====== Extrait de texte
La douane et les formalités passées nous embarquons dans un bus en direction de Jérusalem.
Israël
L'après midi est consacré à la visite de la vieille ville en compagnie d'un Japonais – grande mosquée, mur des lamentations, etc. - une mariée juive vient même y prier le jour de son mariage. C'est un autre monde – Jérusalem grouille de communautés religieuses, catholiques, musulmanes, juives, et sans doute bien d'autres, et tout le monde se croise et "semble" se respecter. Les hommes juifs sont reconnaissables à leur barbe, le port d'une petite calotte (kipa) ou un chapeau sur la tête, ou encore de longues nattes de cheveux tressés devant les oreilles.
Le lendemain, toujours avec le jeune Japonais, nous visitons Bethléem et notamment la basilique de la nativité. Je ressors un peu déçu - c'est un peu trop touristique pour moi et il n'y a pas grand-chose à voir.
============
====== Données fournies
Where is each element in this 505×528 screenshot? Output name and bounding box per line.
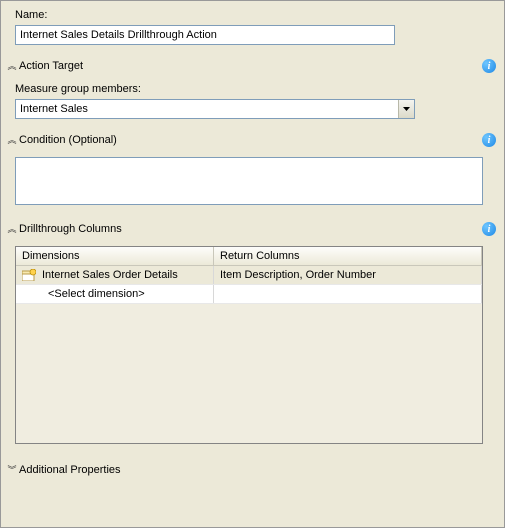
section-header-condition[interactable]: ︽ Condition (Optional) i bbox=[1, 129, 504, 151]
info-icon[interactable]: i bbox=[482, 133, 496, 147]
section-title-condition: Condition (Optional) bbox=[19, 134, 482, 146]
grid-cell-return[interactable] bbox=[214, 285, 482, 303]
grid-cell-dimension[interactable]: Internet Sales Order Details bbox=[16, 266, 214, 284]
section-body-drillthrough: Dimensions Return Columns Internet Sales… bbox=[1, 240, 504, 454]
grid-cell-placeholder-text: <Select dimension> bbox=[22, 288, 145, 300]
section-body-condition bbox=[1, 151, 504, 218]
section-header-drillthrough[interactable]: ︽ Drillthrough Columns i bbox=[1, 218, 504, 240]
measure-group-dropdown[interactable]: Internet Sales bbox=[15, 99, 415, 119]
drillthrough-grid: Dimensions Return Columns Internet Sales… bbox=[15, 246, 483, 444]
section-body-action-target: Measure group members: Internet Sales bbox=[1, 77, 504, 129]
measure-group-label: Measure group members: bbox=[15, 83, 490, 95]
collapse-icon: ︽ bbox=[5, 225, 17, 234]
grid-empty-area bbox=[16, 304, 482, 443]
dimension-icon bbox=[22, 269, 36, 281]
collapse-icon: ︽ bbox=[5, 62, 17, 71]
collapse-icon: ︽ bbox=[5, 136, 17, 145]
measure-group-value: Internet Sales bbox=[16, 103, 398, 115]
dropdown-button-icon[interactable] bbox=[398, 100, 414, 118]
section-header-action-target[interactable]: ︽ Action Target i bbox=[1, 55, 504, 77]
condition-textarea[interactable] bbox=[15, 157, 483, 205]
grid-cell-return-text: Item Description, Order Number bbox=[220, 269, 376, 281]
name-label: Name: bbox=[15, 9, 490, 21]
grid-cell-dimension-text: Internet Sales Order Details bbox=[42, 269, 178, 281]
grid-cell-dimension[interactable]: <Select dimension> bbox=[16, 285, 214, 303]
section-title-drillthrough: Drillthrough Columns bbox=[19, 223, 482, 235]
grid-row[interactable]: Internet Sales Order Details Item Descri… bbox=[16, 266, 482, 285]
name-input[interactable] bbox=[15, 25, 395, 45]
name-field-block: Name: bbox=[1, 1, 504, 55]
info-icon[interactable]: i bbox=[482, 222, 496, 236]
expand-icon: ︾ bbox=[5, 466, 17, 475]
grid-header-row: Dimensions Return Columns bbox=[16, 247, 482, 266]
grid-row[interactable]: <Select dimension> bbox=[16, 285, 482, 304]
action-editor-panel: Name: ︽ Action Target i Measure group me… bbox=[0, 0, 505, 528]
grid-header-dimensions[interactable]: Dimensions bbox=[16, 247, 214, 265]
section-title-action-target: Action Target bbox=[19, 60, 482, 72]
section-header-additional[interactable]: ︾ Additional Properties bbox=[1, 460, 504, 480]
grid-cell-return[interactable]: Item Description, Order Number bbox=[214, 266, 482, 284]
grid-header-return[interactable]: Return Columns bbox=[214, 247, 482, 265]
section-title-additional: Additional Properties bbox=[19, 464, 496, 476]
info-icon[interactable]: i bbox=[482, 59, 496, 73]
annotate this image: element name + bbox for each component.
============
### [Consigne écrite 1]
Pourriez-vous transcrire le passage du récit de voyage à Jérusalem compris entre « La douane et » et « devant les oreilles. », bornes incluses ?
### [Consigne écrite 2]
Pouvez-vous reprendre le récit de voyage à Jérusalem et Bethléem à la suite de sa dernière phrase ?

### [Réponse écrite 1]
La douane et les formalités passées nous embarquons dans un bus en direction de Jérusalem.
Israël
L'après midi est consacré à la visite de la vieille ville en compagnie d'un Japonais – grande mosquée, mur des lamentations, etc. - une mariée juive vient même y prier le jour de son mariage. C'est un autre monde – Jérusalem grouille de communautés religieuses, catholiques, musulmanes, juives, et sans doute bien d'autres, et tout le monde se croise et "semble" se respecter. Les hommes juifs sont reconnaissables à leur barbe, le port d'une petite calotte (kipa) ou un chapeau sur la tête, ou encore de longues nattes de cheveux tressés devant les oreilles.

### [Réponse écrite 2]
Scène de rue : nous assistons à une scène qui aurait pu mal finir. A Bethléem, en descendant d'un petit marché par une ruelle, il y avait là 4 soldats israéliens armés (il y en a partout) qui se prenaient mutuellement en photo. Comme j'avais l'intention de les prendre en photo, je me dis que c'est le moment de leur demander. Ce que je fais, et très gentiment ils me répondent que ce n'est pas autorisé, mais par contre je peux prendre toutes les photos que je veux en dehors d'eux. Nous continuons à discuter, d’où l'on vient, Japon, France, - quand une pierre nous a sifflé, nous rasant les jambes. Les 4 militaires se retournent précipitamment et l'on entend "clac, clac, clac", le cran de sécurité des mitraillettes enlevé et le doigt sur la gâchette prêt à faire face à l'agresseur. Un arabe avait lancé une pierre plate du haut de la ruelle, un peu comme on lance une pierre sur l'eau pour y faire des ricochets. Pris dans la tête ou n'importe où cela doit faire très mal. Les soldats ont continué à descendre la ruelle mais à reculons en gardant les mitraillettes pointées vers le haut de la rue. Nous n'avons pas demandé notre reste et nous nous sommes bien vite éclipsés sur le côté. On nous a dit après que cela arrive de temps en temps mais surtout des pierres lancées à partir des toits.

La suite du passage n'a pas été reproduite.